▸ **REQUEST**:
Below is a set of records; restate each one word for word.

## Begin

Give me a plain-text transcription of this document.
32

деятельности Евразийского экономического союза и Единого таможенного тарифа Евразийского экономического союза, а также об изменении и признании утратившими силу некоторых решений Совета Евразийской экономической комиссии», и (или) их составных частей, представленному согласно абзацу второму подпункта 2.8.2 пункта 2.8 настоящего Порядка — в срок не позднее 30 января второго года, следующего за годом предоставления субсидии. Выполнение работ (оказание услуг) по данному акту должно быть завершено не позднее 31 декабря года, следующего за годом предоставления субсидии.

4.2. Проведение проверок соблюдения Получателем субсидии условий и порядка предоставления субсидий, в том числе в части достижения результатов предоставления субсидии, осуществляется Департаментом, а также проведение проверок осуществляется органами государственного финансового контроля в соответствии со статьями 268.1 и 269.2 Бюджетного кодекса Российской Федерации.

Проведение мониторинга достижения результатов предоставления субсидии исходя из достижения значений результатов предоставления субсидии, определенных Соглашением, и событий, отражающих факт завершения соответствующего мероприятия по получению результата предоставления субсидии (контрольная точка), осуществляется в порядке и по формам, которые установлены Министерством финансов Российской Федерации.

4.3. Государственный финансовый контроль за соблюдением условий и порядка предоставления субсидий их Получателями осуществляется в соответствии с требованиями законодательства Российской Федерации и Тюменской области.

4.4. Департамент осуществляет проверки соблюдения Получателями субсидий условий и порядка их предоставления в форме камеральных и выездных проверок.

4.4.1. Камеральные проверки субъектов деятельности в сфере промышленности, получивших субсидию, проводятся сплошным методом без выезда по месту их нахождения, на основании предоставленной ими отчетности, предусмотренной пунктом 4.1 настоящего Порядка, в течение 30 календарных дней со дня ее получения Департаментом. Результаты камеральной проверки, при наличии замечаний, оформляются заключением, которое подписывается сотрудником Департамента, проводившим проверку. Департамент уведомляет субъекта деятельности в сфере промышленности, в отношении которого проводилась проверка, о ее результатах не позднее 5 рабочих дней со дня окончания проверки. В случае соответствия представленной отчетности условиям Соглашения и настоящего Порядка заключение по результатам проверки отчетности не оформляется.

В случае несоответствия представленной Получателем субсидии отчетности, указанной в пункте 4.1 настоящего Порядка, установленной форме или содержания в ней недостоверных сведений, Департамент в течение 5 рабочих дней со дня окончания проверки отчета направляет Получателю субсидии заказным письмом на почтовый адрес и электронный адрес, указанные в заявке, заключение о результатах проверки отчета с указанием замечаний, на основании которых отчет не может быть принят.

## End

▸ **TASK OUTPUT**:
Give me a plain-text transcription of this document.
32

деятельности Евразийского экономического союза и Единого таможенного тарифа Евразийского экономического союза, а также об изменении и признании утратившими силу некоторых решений Совета Евразийской экономической комиссии», и (или) их составных частей, представленному согласно абзацу второму подпункта 2.8.2 пункта 2.8 настоящего Порядка — в срок не позднее 30 января второго года, следующего за годом предоставления субсидии. Выполнение работ (оказание услуг) по данному акту должно быть завершено не позднее 31 декабря года, следующего за годом предоставления субсидии.

4.2. Проведение проверок соблюдения Получателем субсидии условий и порядка предоставления субсидий, в том числе в части достижения результатов предоставления субсидии, осуществляется Департаментом, а также проведение проверок осуществляется органами государственного финансового контроля в соответствии со статьями 268.1 и 269.2 Бюджетного кодекса Российской Федерации.

Проведение мониторинга достижения результатов предоставления субсидии исходя из достижения значений результатов предоставления субсидии, определенных Соглашением, и событий, отражающих факт завершения соответствующего мероприятия по получению результата предоставления субсидии (контрольная точка), осуществляется в порядке и по формам, которые установлены Министерством финансов Российской Федерации.

4.3. Государственный финансовый контроль за соблюдением условий и порядка предоставления субсидий их Получателями осуществляется в соответствии с требованиями законодательства Российской Федерации и Тюменской области.

4.4. Департамент осуществляет проверки соблюдения Получателями субсидий условий и порядка их предоставления в форме камеральных и выездных проверок.

4.4.1. Камеральные проверки субъектов деятельности в сфере промышленности, получивших субсидию, проводятся сплошным методом без выезда по месту их нахождения, на основании предоставленной ими отчетности, предусмотренной пунктом 4.1 настоящего Порядка, в течение 30 календарных дней со дня ее получения Департаментом. Результаты камеральной проверки, при наличии замечаний, оформляются заключением, которое подписывается сотрудником Департамента, проводившим проверку. Департамент уведомляет субъекта деятельности в сфере промышленности, в отношении которого проводилась проверка, о ее результатах не позднее 5 рабочих дней со дня окончания проверки. В случае соответствия представленной отчетности условиям Соглашения и настоящего Порядка заключение по результатам проверки отчетности не оформляется.

В случае несоответствия представленной Получателем субсидии отчетности, указанной в пункте 4.1 настоящего Порядка, установленной форме или содержания в ней недостоверных сведений, Департамент в течение 5 рабочих дней со дня окончания проверки отчета направляет Получателю субсидии заказным письмом на почтовый адрес и электронный адрес, указанные в заявке, заключение о результатах проверки отчета с указанием замечаний, на основании которых отчет не может быть принят.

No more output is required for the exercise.